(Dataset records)
--------------------------------------------------
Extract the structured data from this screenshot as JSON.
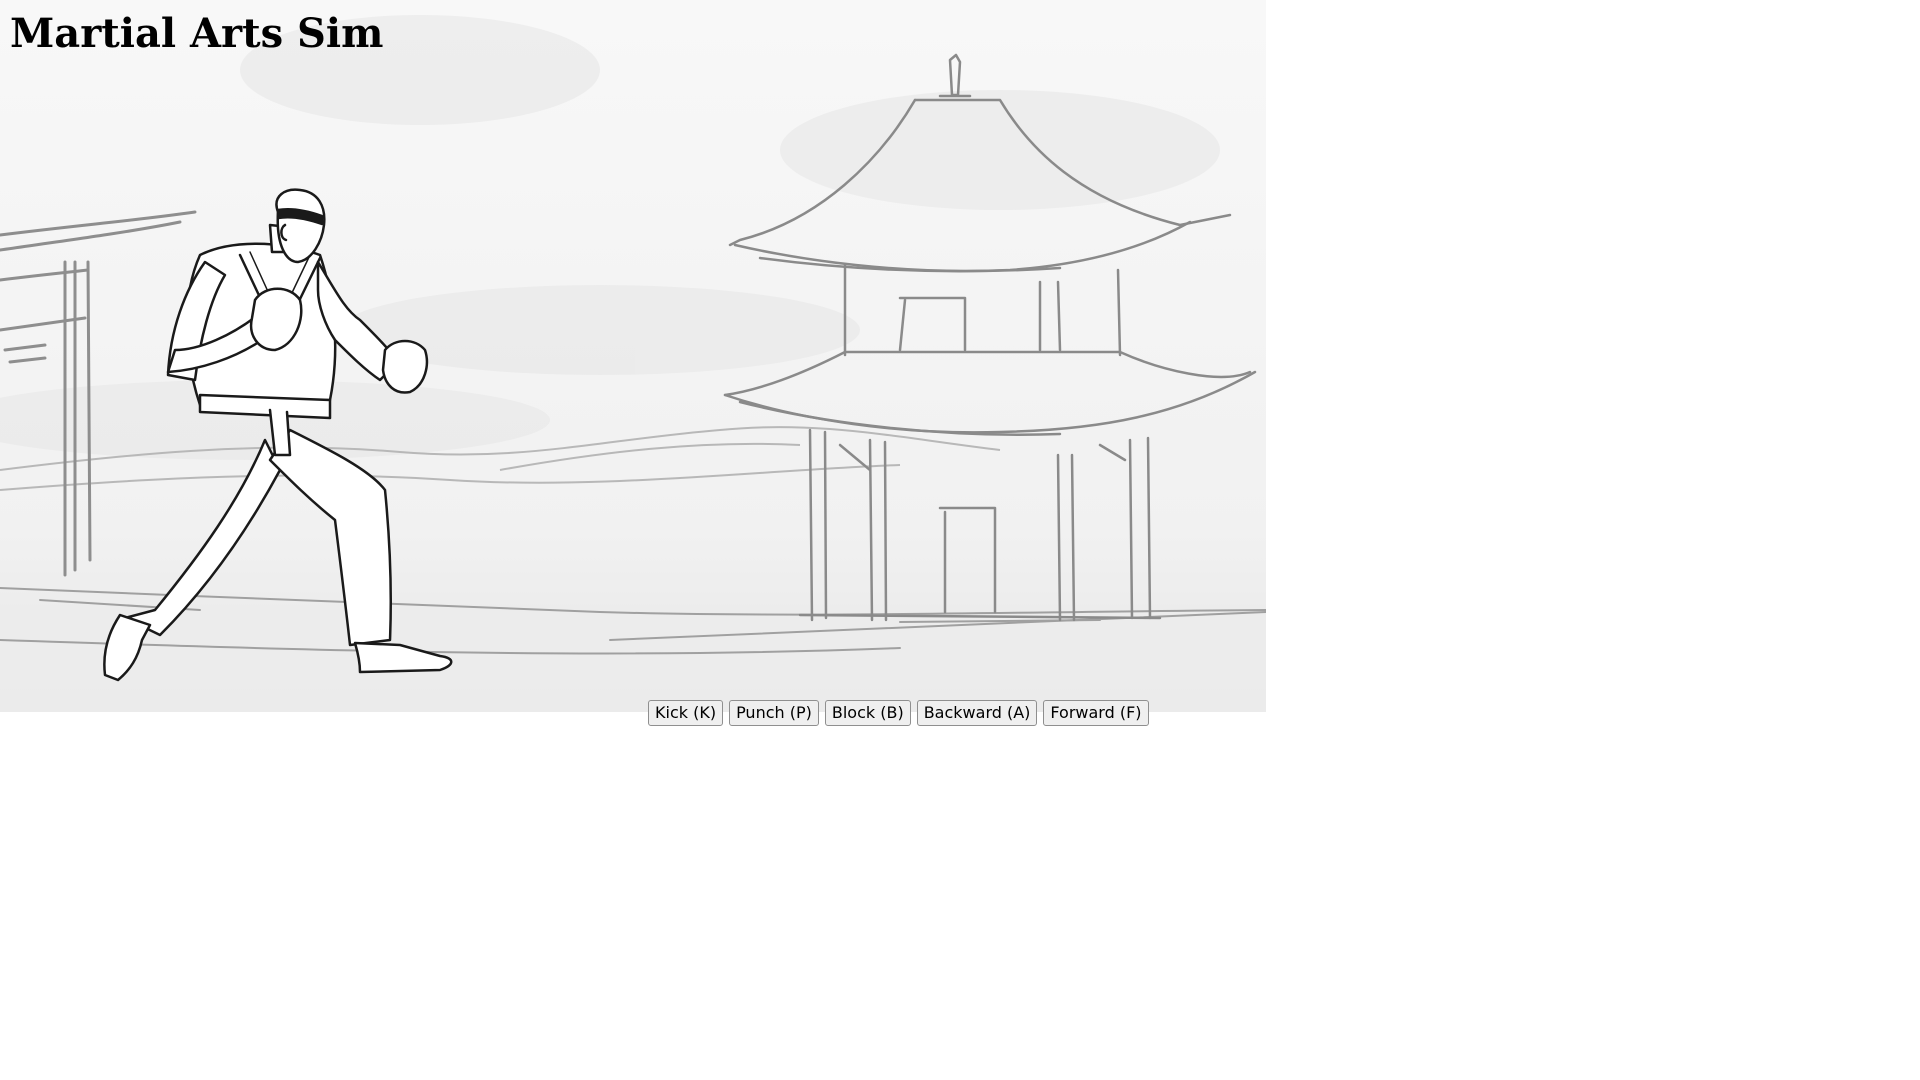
{
  "title": "Martial Arts Sim",
  "controls": {
    "kick": "Kick (K)",
    "punch": "Punch (P)",
    "block": "Block (B)",
    "backward": "Backward (A)",
    "forward": "Forward (F)"
  },
  "scene": {
    "background": "pencil-sketch-dojo",
    "fighter_pose": "fighting-stance",
    "colors": {
      "sky": "#f6f6f6",
      "ground": "#e9e9e9",
      "ink": "#1a1a1a",
      "sketch": "#9a9a9a"
    }
  }
}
--------------------------------------------------
> To do
Take every line containing the word "sketch" and copy it.

> Task output
    "background": "pencil-sketch-dojo",
      "sketch": "#9a9a9a"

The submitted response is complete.